EXERCISE GOAL -
In the listing below, locate the line containing "Type out the text in this image."; reproduce that line and all lines that follow it, unchanged.

Data entries
********************
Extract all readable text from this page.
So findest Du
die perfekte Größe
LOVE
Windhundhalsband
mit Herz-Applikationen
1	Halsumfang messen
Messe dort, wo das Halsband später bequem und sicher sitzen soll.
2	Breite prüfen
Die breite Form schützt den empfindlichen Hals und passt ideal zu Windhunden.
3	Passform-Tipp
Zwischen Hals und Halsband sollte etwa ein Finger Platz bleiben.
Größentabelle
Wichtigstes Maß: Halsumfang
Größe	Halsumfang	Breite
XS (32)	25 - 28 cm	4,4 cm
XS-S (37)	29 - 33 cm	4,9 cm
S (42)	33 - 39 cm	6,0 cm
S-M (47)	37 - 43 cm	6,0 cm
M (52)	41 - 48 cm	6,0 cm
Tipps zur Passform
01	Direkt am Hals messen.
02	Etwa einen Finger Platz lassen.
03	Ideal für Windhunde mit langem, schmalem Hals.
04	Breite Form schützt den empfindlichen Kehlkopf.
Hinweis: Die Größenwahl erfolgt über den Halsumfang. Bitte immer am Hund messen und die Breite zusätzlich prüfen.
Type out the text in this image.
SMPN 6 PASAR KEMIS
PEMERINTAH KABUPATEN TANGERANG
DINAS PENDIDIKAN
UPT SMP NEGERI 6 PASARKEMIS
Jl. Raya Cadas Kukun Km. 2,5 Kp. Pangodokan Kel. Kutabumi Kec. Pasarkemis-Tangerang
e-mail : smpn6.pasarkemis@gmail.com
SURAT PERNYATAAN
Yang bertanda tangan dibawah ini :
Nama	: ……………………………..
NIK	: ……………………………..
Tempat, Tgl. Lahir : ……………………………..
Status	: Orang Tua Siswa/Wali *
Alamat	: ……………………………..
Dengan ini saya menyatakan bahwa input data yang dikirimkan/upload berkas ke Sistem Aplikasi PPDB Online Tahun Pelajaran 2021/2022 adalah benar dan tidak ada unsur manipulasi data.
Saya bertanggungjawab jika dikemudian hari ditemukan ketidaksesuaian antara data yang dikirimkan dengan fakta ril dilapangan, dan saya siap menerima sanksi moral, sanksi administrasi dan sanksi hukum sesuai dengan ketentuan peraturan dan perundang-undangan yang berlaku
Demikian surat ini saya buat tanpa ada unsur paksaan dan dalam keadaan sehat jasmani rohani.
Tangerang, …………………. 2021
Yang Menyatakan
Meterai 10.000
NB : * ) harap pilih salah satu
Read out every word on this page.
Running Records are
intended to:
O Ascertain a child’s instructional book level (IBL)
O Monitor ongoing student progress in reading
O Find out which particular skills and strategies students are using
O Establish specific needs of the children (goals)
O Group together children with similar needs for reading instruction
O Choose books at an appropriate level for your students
********************
ANSWER TO THIS PROBLEM -
Type out the text in this image.
SMPN 6 PASAR KEMIS
PEMERINTAH KABUPATEN TANGERANG
DINAS PENDIDIKAN
UPT SMP NEGERI 6 PASARKEMIS
Jl. Raya Cadas Kukun Km. 2,5 Kp. Pangodokan Kel. Kutabumi Kec. Pasarkemis-Tangerang
e-mail : smpn6.pasarkemis@gmail.com
SURAT PERNYATAAN
Yang bertanda tangan dibawah ini :
Nama	: ……………………………..
NIK	: ……………………………..
Tempat, Tgl. Lahir : ……………………………..
Status	: Orang Tua Siswa/Wali *
Alamat	: ……………………………..
Dengan ini saya menyatakan bahwa input data yang dikirimkan/upload berkas ke Sistem Aplikasi PPDB Online Tahun Pelajaran 2021/2022 adalah benar dan tidak ada unsur manipulasi data.
Saya bertanggungjawab jika dikemudian hari ditemukan ketidaksesuaian antara data yang dikirimkan dengan fakta ril dilapangan, dan saya siap menerima sanksi moral, sanksi administrasi dan sanksi hukum sesuai dengan ketentuan peraturan dan perundang-undangan yang berlaku
Demikian surat ini saya buat tanpa ada unsur paksaan dan dalam keadaan sehat jasmani rohani.
Tangerang, …………………. 2021
Yang Menyatakan
Meterai 10.000
NB : * ) harap pilih salah satu
Read out every word on this page.
Running Records are
intended to:
O Ascertain a child’s instructional book level (IBL)
O Monitor ongoing student progress in reading
O Find out which particular skills and strategies students are using
O Establish specific needs of the children (goals)
O Group together children with similar needs for reading instruction
O Choose books at an appropriate level for your students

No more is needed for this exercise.